Exercise input>
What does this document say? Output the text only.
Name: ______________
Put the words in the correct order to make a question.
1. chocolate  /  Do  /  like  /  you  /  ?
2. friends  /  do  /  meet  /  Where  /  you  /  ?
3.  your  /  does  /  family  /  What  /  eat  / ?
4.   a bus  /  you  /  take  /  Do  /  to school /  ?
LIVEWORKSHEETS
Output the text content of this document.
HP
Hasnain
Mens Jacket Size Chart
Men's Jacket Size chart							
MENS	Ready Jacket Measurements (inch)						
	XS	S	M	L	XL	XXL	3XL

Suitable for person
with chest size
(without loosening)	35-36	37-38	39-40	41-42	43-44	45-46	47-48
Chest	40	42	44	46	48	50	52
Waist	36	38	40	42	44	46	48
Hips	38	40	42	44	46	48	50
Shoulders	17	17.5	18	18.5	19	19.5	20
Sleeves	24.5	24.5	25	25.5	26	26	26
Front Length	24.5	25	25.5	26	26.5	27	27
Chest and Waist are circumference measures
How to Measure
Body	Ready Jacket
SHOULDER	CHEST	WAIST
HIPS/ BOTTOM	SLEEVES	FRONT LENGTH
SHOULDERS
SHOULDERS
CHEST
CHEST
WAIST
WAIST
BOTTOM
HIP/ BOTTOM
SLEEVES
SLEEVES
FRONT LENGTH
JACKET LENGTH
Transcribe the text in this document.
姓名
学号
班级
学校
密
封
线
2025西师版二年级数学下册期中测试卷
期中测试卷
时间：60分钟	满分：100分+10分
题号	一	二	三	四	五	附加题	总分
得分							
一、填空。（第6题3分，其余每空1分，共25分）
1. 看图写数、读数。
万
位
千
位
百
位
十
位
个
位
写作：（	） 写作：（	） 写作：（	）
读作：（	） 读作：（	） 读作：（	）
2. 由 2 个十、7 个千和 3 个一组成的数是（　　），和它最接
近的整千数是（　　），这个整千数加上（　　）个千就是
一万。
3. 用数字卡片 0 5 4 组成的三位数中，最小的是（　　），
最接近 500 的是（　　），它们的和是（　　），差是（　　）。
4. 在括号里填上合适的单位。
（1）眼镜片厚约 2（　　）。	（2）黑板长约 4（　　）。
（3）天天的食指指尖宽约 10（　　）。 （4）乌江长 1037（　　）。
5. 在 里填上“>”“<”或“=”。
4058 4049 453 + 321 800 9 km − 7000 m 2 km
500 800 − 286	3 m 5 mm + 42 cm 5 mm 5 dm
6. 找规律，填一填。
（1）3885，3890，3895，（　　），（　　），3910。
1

The request> Would you write down every record again, exactly?

Expected output>
What does this document say? Output the text only.
Name: ______________
Put the words in the correct order to make a question.
1. chocolate  /  Do  /  like  /  you  /  ?
2. friends  /  do  /  meet  /  Where  /  you  /  ?
3.  your  /  does  /  family  /  What  /  eat  / ?
4.   a bus  /  you  /  take  /  Do  /  to school /  ?
LIVEWORKSHEETS
Output the text content of this document.
HP
Hasnain
Mens Jacket Size Chart
Men's Jacket Size chart							
MENS	Ready Jacket Measurements (inch)						
	XS	S	M	L	XL	XXL	3XL

Suitable for person
with chest size
(without loosening)	35-36	37-38	39-40	41-42	43-44	45-46	47-48
Chest	40	42	44	46	48	50	52
Waist	36	38	40	42	44	46	48
Hips	38	40	42	44	46	48	50
Shoulders	17	17.5	18	18.5	19	19.5	20
Sleeves	24.5	24.5	25	25.5	26	26	26
Front Length	24.5	25	25.5	26	26.5	27	27
Chest and Waist are circumference measures
How to Measure
Body	Ready Jacket
SHOULDER	CHEST	WAIST
HIPS/ BOTTOM	SLEEVES	FRONT LENGTH
SHOULDERS
SHOULDERS
CHEST
CHEST
WAIST
WAIST
BOTTOM
HIP/ BOTTOM
SLEEVES
SLEEVES
FRONT LENGTH
JACKET LENGTH
Transcribe the text in this document.
姓名
学号
班级
学校
密
封
线
2025西师版二年级数学下册期中测试卷
期中测试卷
时间：60分钟	满分：100分+10分
题号	一	二	三	四	五	附加题	总分
得分							
一、填空。（第6题3分，其余每空1分，共25分）
1. 看图写数、读数。
万
位
千
位
百
位
十
位
个
位
写作：（	） 写作：（	） 写作：（	）
读作：（	） 读作：（	） 读作：（	）
2. 由 2 个十、7 个千和 3 个一组成的数是（　　），和它最接
近的整千数是（　　），这个整千数加上（　　）个千就是
一万。
3. 用数字卡片 0 5 4 组成的三位数中，最小的是（　　），
最接近 500 的是（　　），它们的和是（　　），差是（　　）。
4. 在括号里填上合适的单位。
（1）眼镜片厚约 2（　　）。	（2）黑板长约 4（　　）。
（3）天天的食指指尖宽约 10（　　）。 （4）乌江长 1037（　　）。
5. 在 里填上“>”“<”或“=”。
4058 4049 453 + 321 800 9 km − 7000 m 2 km
500 800 − 286	3 m 5 mm + 42 cm 5 mm 5 dm
6. 找规律，填一填。
（1）3885，3890，3895，（　　），（　　），3910。
1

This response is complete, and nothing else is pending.